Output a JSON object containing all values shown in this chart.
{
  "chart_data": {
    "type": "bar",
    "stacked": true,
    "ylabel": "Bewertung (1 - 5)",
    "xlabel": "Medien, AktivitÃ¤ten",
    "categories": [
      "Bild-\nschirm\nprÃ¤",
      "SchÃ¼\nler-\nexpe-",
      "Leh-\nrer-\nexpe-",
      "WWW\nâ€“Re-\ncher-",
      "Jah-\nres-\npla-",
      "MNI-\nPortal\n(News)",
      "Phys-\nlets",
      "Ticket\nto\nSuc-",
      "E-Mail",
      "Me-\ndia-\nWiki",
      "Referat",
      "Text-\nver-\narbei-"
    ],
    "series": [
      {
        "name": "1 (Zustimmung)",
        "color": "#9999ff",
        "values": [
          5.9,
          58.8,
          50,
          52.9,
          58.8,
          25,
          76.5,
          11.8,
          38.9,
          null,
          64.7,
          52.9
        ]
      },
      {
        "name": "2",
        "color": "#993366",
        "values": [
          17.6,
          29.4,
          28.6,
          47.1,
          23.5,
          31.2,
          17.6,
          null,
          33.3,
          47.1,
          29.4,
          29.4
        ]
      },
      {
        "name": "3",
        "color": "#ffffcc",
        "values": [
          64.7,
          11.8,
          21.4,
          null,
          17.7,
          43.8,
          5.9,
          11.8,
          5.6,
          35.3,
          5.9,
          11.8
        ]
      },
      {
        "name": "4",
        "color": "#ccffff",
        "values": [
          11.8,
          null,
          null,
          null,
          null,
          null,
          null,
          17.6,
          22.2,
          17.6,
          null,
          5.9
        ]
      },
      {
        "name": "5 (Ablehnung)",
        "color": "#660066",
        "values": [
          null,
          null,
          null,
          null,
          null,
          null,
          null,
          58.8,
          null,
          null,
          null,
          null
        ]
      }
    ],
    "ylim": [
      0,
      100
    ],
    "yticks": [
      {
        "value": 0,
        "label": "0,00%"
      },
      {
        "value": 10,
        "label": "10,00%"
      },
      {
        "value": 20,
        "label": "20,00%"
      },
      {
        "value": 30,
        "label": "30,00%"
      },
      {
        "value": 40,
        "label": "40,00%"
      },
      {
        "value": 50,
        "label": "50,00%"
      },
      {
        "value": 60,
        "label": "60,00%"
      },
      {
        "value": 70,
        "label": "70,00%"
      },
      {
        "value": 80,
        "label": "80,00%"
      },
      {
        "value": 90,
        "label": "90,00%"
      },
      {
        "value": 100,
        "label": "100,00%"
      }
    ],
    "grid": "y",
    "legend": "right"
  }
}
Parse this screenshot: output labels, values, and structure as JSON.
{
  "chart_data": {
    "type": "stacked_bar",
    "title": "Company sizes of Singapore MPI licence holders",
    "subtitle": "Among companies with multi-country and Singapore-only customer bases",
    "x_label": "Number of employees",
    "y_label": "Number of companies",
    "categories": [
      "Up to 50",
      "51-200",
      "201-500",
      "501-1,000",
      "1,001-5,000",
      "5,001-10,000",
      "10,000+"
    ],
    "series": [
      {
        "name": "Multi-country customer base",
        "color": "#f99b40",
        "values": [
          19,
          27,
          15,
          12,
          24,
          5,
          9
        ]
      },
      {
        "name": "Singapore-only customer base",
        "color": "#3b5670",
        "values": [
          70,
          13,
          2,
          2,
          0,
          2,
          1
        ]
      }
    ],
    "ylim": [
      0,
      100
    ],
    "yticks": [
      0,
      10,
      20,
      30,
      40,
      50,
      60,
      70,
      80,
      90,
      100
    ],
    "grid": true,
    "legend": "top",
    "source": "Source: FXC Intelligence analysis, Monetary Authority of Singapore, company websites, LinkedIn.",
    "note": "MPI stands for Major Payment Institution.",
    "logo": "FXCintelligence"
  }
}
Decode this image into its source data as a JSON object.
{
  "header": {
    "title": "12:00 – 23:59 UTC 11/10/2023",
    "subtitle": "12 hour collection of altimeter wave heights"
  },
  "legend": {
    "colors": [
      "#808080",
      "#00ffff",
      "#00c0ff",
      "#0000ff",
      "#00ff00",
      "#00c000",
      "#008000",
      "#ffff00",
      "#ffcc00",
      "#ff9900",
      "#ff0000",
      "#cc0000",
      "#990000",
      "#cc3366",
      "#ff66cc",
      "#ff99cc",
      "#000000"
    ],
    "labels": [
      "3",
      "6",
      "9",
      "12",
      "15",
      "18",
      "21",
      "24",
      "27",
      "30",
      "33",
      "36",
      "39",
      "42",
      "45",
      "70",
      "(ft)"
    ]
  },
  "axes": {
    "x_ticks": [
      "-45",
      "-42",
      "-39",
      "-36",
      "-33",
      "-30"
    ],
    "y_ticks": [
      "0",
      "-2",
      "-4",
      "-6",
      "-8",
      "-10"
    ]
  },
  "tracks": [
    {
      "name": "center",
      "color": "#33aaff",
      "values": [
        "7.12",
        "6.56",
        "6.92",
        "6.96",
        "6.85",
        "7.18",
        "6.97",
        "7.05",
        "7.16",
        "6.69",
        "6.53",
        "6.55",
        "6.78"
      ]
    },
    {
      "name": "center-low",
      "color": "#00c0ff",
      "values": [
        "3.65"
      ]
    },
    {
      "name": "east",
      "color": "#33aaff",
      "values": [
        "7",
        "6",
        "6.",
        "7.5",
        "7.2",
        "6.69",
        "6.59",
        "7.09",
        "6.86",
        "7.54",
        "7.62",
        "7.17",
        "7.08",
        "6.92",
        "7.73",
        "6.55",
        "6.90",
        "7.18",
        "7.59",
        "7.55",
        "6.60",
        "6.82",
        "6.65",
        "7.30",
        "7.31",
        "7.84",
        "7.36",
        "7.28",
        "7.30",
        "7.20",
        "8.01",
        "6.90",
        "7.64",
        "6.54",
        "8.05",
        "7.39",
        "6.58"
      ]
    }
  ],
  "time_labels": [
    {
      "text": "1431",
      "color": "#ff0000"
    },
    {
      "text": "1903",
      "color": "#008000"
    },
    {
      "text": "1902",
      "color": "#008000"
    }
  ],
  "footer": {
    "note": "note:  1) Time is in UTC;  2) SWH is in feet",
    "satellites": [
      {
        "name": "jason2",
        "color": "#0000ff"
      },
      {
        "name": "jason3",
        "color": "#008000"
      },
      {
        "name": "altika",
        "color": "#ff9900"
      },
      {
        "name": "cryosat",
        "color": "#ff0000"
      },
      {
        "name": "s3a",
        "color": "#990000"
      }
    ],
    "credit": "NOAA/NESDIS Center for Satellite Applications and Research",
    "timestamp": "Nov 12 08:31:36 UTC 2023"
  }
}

• • • •

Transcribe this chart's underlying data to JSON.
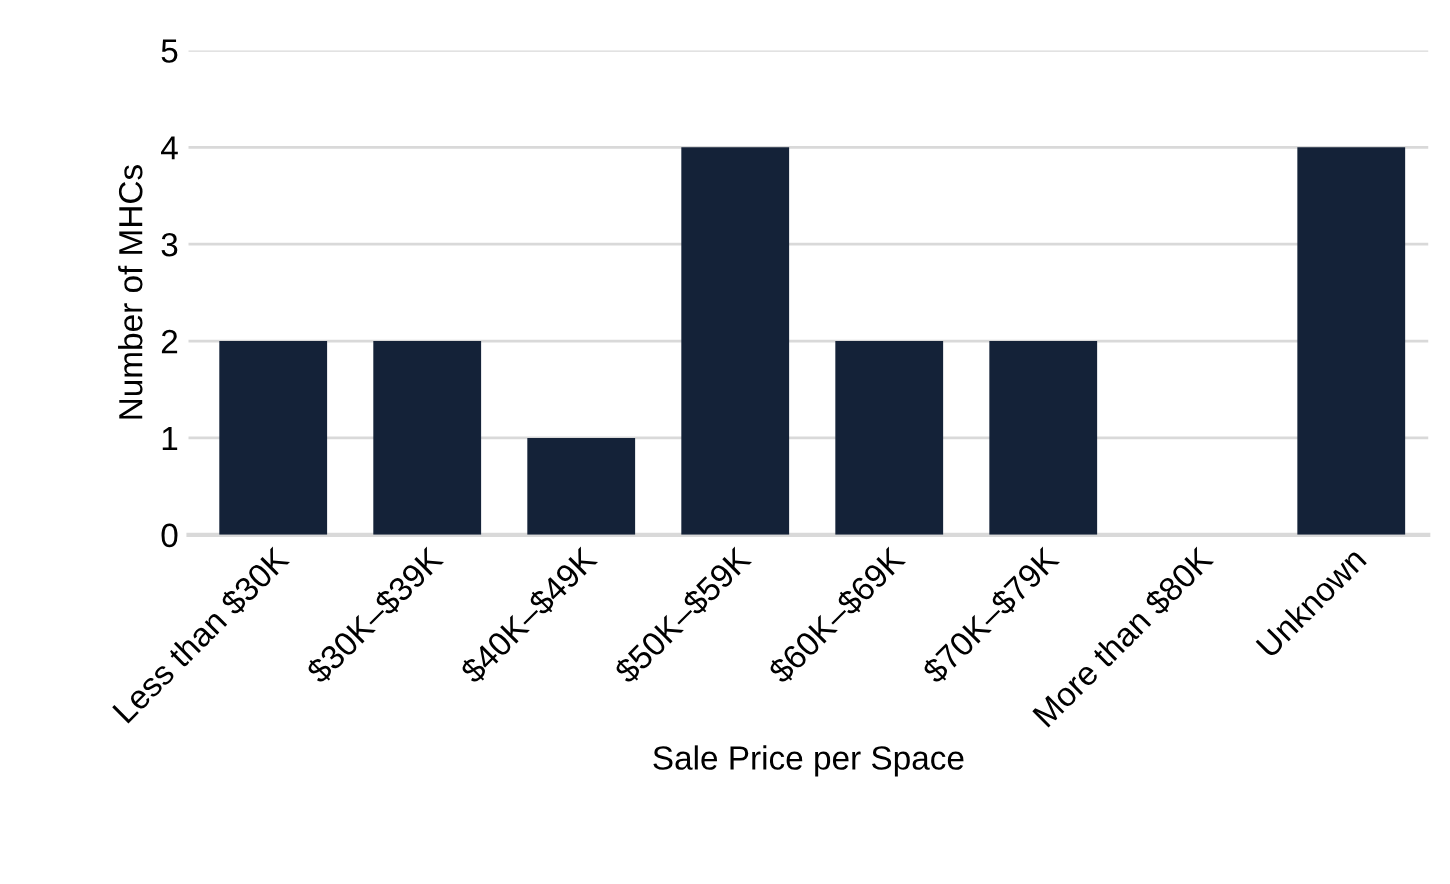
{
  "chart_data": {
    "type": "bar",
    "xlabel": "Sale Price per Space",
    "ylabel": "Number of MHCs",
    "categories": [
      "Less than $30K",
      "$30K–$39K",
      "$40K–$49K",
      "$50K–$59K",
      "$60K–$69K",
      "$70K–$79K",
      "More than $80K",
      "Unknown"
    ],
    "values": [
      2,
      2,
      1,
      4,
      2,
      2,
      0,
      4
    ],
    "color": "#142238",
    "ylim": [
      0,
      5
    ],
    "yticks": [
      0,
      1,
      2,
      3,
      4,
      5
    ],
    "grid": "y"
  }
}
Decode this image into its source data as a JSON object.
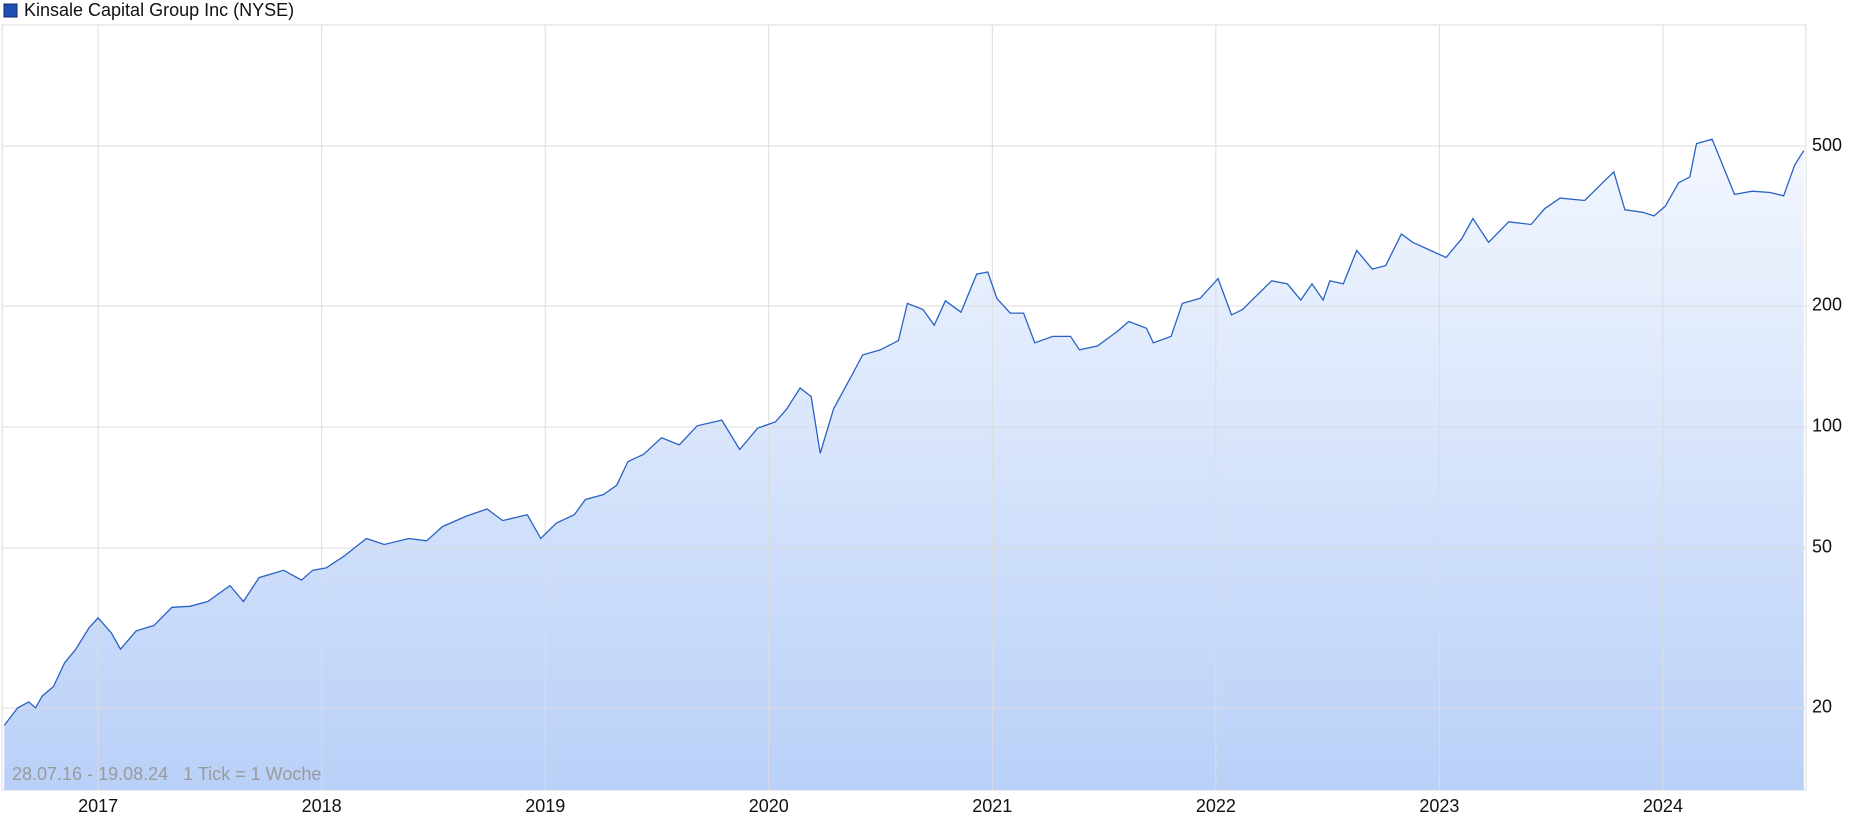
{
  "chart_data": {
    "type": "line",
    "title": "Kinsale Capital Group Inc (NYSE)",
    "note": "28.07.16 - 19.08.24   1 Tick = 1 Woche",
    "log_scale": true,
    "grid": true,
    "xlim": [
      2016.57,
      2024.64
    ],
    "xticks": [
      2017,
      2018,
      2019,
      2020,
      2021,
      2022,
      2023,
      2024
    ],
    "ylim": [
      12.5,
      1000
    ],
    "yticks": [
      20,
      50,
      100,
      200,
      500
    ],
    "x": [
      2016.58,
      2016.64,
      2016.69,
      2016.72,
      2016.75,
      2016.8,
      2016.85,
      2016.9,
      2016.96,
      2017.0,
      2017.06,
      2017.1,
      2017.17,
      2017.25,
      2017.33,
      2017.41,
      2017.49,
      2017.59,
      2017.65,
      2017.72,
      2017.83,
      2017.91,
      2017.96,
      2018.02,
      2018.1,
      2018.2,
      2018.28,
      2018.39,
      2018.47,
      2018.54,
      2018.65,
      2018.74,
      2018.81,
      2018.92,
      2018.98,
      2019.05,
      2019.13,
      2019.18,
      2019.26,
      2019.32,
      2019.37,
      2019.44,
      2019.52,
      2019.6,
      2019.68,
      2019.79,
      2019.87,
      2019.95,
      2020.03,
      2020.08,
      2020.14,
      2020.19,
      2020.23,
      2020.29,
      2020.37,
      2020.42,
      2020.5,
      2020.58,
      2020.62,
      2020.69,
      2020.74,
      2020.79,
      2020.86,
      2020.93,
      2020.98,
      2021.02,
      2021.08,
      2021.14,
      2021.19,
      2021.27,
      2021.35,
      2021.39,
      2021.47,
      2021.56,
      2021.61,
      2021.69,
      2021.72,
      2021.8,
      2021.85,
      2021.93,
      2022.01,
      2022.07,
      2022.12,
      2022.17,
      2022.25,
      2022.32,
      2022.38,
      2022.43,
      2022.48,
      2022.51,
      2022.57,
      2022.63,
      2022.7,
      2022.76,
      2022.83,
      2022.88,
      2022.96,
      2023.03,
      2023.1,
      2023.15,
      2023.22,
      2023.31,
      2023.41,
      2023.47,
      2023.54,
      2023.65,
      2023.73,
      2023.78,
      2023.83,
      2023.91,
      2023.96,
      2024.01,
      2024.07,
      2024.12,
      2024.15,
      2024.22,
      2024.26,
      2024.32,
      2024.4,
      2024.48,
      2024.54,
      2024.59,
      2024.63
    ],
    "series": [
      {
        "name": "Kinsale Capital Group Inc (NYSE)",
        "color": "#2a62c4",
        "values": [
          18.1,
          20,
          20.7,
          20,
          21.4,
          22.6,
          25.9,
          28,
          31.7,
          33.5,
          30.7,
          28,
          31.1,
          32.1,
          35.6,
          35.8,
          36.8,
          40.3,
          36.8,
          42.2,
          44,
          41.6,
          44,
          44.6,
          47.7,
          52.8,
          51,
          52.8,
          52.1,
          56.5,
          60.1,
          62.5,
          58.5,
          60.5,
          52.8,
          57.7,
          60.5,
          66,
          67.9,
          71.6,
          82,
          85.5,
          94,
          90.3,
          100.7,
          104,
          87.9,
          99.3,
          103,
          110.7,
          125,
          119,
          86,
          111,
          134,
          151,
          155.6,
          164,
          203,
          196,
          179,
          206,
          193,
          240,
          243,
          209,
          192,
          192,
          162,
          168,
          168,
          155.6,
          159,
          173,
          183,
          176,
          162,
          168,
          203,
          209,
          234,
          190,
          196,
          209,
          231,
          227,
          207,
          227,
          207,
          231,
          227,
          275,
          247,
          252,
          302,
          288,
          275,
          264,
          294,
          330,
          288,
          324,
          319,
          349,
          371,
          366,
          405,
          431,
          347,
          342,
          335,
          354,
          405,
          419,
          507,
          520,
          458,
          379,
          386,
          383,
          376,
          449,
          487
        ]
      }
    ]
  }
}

• • • •

Report each line of the material above where the word "subtitle" appears.

◆ RIGHT ANSWER ◆
    "subtitle": "Among companies with multi-country and Singapore-only customer bases",
    "subtitle": "12 hour collection of altimeter wave heights"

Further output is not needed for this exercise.